* Start Data in this exercise *

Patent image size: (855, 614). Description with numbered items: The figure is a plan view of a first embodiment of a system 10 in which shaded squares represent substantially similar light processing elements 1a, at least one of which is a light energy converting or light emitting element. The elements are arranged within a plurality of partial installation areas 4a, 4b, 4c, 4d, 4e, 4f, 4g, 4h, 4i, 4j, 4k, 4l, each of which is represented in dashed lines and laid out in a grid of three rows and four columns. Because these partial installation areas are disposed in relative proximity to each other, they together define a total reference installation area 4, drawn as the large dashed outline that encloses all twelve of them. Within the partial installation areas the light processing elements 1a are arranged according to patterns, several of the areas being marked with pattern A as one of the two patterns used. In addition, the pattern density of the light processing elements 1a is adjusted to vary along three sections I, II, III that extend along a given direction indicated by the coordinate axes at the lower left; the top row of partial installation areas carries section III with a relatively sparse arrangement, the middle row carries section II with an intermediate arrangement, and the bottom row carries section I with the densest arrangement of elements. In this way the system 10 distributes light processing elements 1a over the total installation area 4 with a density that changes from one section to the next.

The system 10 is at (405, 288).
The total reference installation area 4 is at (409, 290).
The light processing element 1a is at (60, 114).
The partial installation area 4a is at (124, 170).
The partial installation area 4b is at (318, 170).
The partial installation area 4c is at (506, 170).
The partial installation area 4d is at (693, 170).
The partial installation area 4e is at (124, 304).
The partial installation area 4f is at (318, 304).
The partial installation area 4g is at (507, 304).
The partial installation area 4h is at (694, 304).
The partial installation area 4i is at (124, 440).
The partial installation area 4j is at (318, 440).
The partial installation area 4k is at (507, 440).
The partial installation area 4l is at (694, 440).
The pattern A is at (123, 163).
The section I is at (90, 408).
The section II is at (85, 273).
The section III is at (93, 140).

* End Data in this exercise *

### Written problem
Replace "shaded squares" with "hatched squares" in the records, starting at their first line and ending at the line containing "The partial installation area 4l". Give those lines again with nothing else altered.

### Final result
Patent image size: (855, 614). Description with numbered items: The figure is a plan view of a first embodiment of a system 10 in which hatched squares represent substantially similar light processing elements 1a, at least one of which is a light energy converting or light emitting element. The elements are arranged within a plurality of partial installation areas 4a, 4b, 4c, 4d, 4e, 4f, 4g, 4h, 4i, 4j, 4k, 4l, each of which is represented in dashed lines and laid out in a grid of three rows and four columns. Because these partial installation areas are disposed in relative proximity to each other, they together define a total reference installation area 4, drawn as the large dashed outline that encloses all twelve of them. Within the partial installation areas the light processing elements 1a are arranged according to patterns, several of the areas being marked with pattern A as one of the two patterns used. In addition, the pattern density of the light processing elements 1a is adjusted to vary along three sections I, II, III that extend along a given direction indicated by the coordinate axes at the lower left; the top row of partial installation areas carries section III with a relatively sparse arrangement, the middle row carries section II with an intermediate arrangement, and the bottom row carries section I with the densest arrangement of elements. In this way the system 10 distributes light processing elements 1a over the total installation area 4 with a density that changes from one section to the next.

The system 10 is at (405, 288).
The total reference installation area 4 is at (409, 290).
The light processing element 1a is at (60, 114).
The partial installation area 4a is at (124, 170).
The partial installation area 4b is at (318, 170).
The partial installation area 4c is at (506, 170).
The partial installation area 4d is at (693, 170).
The partial installation area 4e is at (124, 304).
The partial installation area 4f is at (318, 304).
The partial installation area 4g is at (507, 304).
The partial installation area 4h is at (694, 304).
The partial installation area 4i is at (124, 440).
The partial installation area 4j is at (318, 440).
The partial installation area 4k is at (507, 440).
The partial installation area 4l is at (694, 440).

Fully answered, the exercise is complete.